• **Data entries**:
_ _ _ _ _ _ _
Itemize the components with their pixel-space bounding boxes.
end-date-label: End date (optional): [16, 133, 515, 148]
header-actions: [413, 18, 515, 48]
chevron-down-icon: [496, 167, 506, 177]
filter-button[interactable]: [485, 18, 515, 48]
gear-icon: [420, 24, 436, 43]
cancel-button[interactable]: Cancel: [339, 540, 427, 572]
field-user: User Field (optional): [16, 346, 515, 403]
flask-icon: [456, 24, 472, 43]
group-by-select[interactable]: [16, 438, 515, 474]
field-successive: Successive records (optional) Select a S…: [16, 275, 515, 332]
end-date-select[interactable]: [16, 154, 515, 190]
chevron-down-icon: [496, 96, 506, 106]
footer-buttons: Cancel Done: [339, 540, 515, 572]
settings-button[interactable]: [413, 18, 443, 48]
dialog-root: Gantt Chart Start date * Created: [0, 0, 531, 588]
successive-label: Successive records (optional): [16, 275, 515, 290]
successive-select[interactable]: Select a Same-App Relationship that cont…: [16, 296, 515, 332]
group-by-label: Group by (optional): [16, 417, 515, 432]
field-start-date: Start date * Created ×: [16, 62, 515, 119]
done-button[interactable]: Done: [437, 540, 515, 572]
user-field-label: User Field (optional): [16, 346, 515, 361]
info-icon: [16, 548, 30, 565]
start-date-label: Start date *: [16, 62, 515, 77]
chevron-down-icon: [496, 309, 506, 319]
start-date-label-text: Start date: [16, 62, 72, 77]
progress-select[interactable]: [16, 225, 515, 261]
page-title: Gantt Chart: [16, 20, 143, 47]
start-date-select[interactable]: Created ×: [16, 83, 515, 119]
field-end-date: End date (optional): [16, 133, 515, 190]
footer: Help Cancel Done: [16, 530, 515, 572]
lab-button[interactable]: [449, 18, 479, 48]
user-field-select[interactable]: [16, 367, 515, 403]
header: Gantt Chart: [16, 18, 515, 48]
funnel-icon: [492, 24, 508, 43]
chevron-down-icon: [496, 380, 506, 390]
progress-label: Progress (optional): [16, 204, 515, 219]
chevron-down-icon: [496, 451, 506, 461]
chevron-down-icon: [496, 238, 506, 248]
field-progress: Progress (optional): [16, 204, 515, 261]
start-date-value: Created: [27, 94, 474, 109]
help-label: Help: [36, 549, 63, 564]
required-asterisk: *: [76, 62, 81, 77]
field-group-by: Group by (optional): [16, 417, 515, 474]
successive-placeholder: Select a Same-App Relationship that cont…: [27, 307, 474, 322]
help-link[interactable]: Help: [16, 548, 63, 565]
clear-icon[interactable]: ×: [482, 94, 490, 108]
_ _ _ _ _ _ _
• **Work required**:
Return every line of the data entries above, unchanged.

• **Answer**:
Itemize the components with their pixel-space bounding boxes.
end-date-label: End date (optional): [16, 133, 515, 148]
header-actions: [413, 18, 515, 48]
chevron-down-icon: [496, 167, 506, 177]
filter-button[interactable]: [485, 18, 515, 48]
gear-icon: [420, 24, 436, 43]
cancel-button[interactable]: Cancel: [339, 540, 427, 572]
field-user: User Field (optional): [16, 346, 515, 403]
flask-icon: [456, 24, 472, 43]
group-by-select[interactable]: [16, 438, 515, 474]
field-successive: Successive records (optional) Select a S…: [16, 275, 515, 332]
end-date-select[interactable]: [16, 154, 515, 190]
chevron-down-icon: [496, 96, 506, 106]
footer-buttons: Cancel Done: [339, 540, 515, 572]
settings-button[interactable]: [413, 18, 443, 48]
dialog-root: Gantt Chart Start date * Created: [0, 0, 531, 588]
successive-label: Successive records (optional): [16, 275, 515, 290]
successive-select[interactable]: Select a Same-App Relationship that cont…: [16, 296, 515, 332]
group-by-label: Group by (optional): [16, 417, 515, 432]
field-start-date: Start date * Created ×: [16, 62, 515, 119]
done-button[interactable]: Done: [437, 540, 515, 572]
user-field-label: User Field (optional): [16, 346, 515, 361]
info-icon: [16, 548, 30, 565]
start-date-label: Start date *: [16, 62, 515, 77]
chevron-down-icon: [496, 309, 506, 319]
start-date-label-text: Start date: [16, 62, 72, 77]
progress-select[interactable]: [16, 225, 515, 261]
page-title: Gantt Chart: [16, 20, 143, 47]
start-date-select[interactable]: Created ×: [16, 83, 515, 119]
field-end-date: End date (optional): [16, 133, 515, 190]
footer: Help Cancel Done: [16, 530, 515, 572]
lab-button[interactable]: [449, 18, 479, 48]
user-field-select[interactable]: [16, 367, 515, 403]
header: Gantt Chart: [16, 18, 515, 48]
funnel-icon: [492, 24, 508, 43]
chevron-down-icon: [496, 380, 506, 390]
progress-label: Progress (optional): [16, 204, 515, 219]
chevron-down-icon: [496, 451, 506, 461]
chevron-down-icon: [496, 238, 506, 248]
field-progress: Progress (optional): [16, 204, 515, 261]
start-date-value: Created: [27, 94, 474, 109]
help-label: Help: [36, 549, 63, 564]
required-asterisk: *: [76, 62, 81, 77]
field-group-by: Group by (optional): [16, 417, 515, 474]
successive-placeholder: Select a Same-App Relationship that cont…: [27, 307, 474, 322]
help-link[interactable]: Help: [16, 548, 63, 565]
clear-icon[interactable]: ×: [482, 94, 490, 108]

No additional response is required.